Stated problem –
Find how many lines contain the word "chết" and state that number alone.

--- Extracted entries ---

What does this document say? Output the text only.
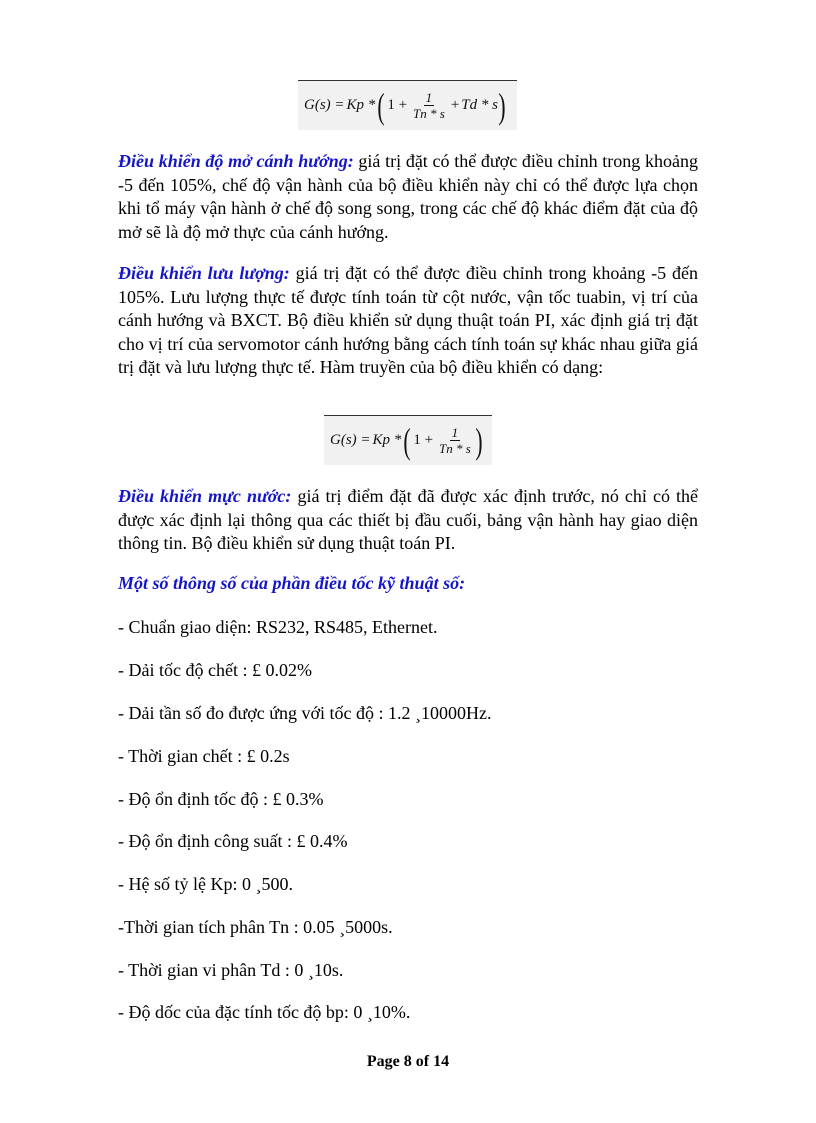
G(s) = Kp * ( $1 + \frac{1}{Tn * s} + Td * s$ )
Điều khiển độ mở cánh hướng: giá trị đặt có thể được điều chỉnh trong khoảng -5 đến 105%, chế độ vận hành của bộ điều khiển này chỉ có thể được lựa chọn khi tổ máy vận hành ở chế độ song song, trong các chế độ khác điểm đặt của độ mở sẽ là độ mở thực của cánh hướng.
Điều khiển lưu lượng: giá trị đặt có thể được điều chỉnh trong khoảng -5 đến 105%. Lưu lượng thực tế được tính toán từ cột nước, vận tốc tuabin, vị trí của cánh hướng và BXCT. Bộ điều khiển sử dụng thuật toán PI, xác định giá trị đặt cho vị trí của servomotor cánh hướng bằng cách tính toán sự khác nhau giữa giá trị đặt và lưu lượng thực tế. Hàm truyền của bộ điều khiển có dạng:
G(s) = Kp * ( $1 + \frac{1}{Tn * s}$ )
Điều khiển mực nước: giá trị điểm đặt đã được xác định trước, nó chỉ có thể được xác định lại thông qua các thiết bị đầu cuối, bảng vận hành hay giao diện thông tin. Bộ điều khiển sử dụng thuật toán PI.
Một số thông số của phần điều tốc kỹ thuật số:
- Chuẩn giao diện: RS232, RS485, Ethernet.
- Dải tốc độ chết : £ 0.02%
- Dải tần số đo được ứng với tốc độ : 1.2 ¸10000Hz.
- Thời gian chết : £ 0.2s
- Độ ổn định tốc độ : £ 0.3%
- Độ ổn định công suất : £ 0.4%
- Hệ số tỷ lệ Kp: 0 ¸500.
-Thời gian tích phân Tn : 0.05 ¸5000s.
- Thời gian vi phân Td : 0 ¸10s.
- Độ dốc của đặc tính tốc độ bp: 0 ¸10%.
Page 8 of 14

---
--- Extracted entries ---

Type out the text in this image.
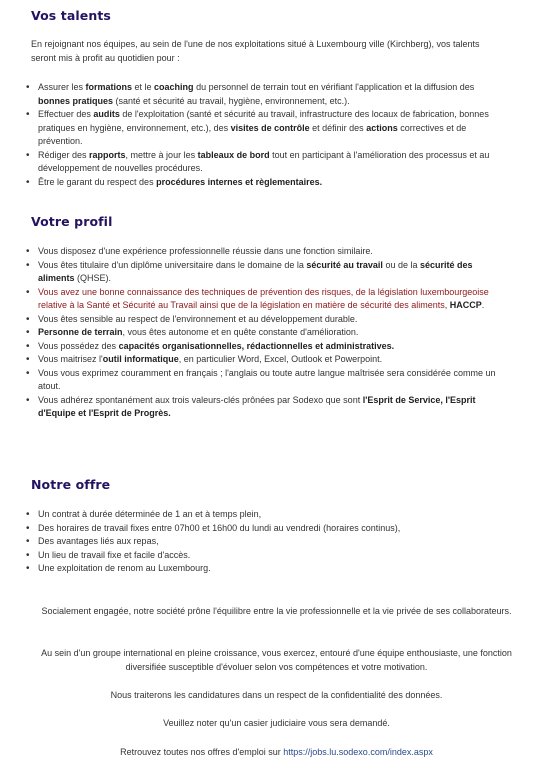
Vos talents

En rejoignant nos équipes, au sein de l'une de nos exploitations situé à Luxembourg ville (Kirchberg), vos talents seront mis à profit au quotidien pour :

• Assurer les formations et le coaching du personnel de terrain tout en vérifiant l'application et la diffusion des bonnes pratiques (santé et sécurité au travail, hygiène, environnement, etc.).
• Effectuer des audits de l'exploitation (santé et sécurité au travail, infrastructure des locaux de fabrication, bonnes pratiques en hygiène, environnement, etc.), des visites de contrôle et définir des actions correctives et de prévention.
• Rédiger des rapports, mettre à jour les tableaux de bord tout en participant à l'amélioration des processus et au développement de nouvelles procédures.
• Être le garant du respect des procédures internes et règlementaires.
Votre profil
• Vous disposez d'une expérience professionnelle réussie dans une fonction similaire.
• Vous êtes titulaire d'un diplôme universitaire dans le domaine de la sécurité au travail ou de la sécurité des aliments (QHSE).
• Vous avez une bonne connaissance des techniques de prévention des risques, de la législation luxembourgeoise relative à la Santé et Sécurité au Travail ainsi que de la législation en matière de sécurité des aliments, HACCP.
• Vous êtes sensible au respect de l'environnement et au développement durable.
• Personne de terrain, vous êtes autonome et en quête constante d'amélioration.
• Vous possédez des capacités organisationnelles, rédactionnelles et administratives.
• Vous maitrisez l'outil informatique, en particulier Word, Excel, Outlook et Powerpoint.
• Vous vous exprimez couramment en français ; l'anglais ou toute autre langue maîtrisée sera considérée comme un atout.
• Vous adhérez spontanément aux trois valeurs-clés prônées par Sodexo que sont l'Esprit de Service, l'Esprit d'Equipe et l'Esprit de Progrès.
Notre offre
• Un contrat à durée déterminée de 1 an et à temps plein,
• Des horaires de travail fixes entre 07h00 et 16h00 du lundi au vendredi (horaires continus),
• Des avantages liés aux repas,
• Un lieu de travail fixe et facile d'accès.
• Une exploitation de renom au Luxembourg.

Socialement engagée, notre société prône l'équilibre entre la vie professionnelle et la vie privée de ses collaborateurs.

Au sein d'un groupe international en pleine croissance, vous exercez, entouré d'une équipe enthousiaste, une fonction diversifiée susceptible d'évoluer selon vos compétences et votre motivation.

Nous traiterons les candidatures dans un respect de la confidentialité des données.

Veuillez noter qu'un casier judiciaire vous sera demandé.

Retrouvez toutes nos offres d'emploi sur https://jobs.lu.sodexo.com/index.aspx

---

Solved exercise –
2